STATED GOAL
Copy everything in the data below exactly except the pictures.

(Data records)
┏━━
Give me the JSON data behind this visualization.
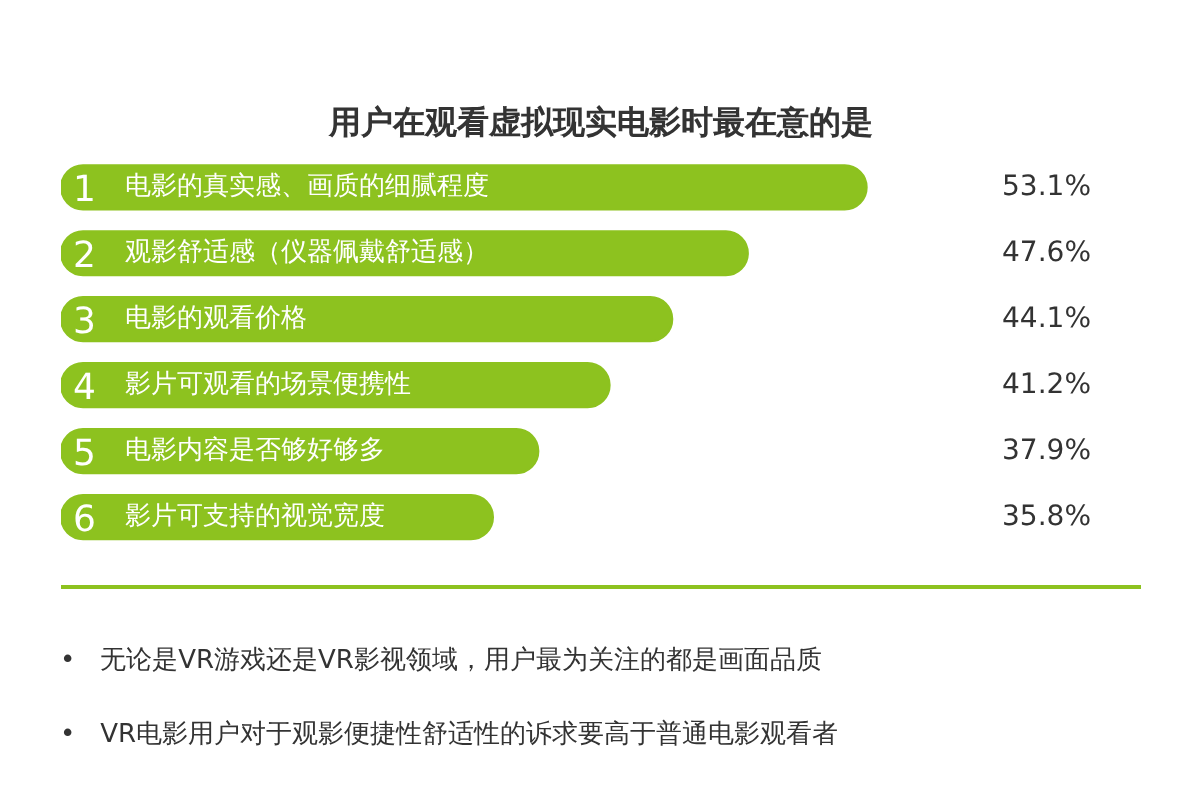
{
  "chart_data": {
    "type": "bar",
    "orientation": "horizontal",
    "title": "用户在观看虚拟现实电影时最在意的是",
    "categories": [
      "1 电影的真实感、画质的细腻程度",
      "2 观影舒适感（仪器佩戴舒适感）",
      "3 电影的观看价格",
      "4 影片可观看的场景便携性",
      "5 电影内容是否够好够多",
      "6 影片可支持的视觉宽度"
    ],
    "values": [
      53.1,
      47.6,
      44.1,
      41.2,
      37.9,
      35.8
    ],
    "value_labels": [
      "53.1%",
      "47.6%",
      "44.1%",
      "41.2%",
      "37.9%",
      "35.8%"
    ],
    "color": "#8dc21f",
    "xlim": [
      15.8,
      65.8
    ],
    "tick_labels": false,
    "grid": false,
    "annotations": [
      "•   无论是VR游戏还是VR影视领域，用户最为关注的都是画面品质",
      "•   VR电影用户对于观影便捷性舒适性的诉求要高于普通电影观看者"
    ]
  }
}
┗━━
RESULT FOR THIS EXERCISE
Give me the JSON data behind this visualization.
{
  "chart_data": {
    "type": "bar",
    "orientation": "horizontal",
    "title": "用户在观看虚拟现实电影时最在意的是",
    "categories": [
      "1 电影的真实感、画质的细腻程度",
      "2 观影舒适感（仪器佩戴舒适感）",
      "3 电影的观看价格",
      "4 影片可观看的场景便携性",
      "5 电影内容是否够好够多",
      "6 影片可支持的视觉宽度"
    ],
    "values": [
      53.1,
      47.6,
      44.1,
      41.2,
      37.9,
      35.8
    ],
    "value_labels": [
      "53.1%",
      "47.6%",
      "44.1%",
      "41.2%",
      "37.9%",
      "35.8%"
    ],
    "color": "#8dc21f",
    "xlim": [
      15.8,
      65.8
    ],
    "tick_labels": false,
    "grid": false,
    "annotations": [
      "•   无论是VR游戏还是VR影视领域，用户最为关注的都是画面品质",
      "•   VR电影用户对于观影便捷性舒适性的诉求要高于普通电影观看者"
    ]
  }
}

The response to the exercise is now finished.